---- STORED ROWS

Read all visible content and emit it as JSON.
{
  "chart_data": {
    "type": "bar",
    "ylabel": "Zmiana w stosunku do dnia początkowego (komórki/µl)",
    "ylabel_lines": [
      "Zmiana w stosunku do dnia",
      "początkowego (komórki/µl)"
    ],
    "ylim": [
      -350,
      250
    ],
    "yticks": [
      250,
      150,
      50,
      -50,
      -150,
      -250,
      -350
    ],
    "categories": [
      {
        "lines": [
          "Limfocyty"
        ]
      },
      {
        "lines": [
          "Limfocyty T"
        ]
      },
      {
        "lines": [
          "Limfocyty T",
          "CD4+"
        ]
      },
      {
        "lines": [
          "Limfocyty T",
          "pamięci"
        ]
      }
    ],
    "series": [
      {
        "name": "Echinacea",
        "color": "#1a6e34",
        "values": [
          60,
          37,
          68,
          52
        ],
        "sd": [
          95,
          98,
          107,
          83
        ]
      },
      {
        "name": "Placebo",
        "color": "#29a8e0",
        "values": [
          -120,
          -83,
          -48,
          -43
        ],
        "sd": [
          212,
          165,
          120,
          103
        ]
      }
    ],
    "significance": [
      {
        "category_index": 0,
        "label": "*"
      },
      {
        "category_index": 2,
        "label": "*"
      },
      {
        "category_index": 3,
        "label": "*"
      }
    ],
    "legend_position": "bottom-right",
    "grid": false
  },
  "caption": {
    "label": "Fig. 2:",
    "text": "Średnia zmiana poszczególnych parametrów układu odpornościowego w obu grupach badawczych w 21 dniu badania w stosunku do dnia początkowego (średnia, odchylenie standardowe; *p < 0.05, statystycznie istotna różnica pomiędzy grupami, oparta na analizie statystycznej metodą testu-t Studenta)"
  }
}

--------

Output the data above exactly, please, line for line.

Read all visible content and emit it as JSON.
{
  "chart_data": {
    "type": "bar",
    "ylabel": "Zmiana w stosunku do dnia początkowego (komórki/µl)",
    "ylabel_lines": [
      "Zmiana w stosunku do dnia",
      "początkowego (komórki/µl)"
    ],
    "ylim": [
      -350,
      250
    ],
    "yticks": [
      250,
      150,
      50,
      -50,
      -150,
      -250,
      -350
    ],
    "categories": [
      {
        "lines": [
          "Limfocyty"
        ]
      },
      {
        "lines": [
          "Limfocyty T"
        ]
      },
      {
        "lines": [
          "Limfocyty T",
          "CD4+"
        ]
      },
      {
        "lines": [
          "Limfocyty T",
          "pamięci"
        ]
      }
    ],
    "series": [
      {
        "name": "Echinacea",
        "color": "#1a6e34",
        "values": [
          60,
          37,
          68,
          52
        ],
        "sd": [
          95,
          98,
          107,
          83
        ]
      },
      {
        "name": "Placebo",
        "color": "#29a8e0",
        "values": [
          -120,
          -83,
          -48,
          -43
        ],
        "sd": [
          212,
          165,
          120,
          103
        ]
      }
    ],
    "significance": [
      {
        "category_index": 0,
        "label": "*"
      },
      {
        "category_index": 2,
        "label": "*"
      },
      {
        "category_index": 3,
        "label": "*"
      }
    ],
    "legend_position": "bottom-right",
    "grid": false
  },
  "caption": {
    "label": "Fig. 2:",
    "text": "Średnia zmiana poszczególnych parametrów układu odpornościowego w obu grupach badawczych w 21 dniu badania w stosunku do dnia początkowego (średnia, odchylenie standardowe; *p < 0.05, statystycznie istotna różnica pomiędzy grupami, oparta na analizie statystycznej metodą testu-t Studenta)"
  }
}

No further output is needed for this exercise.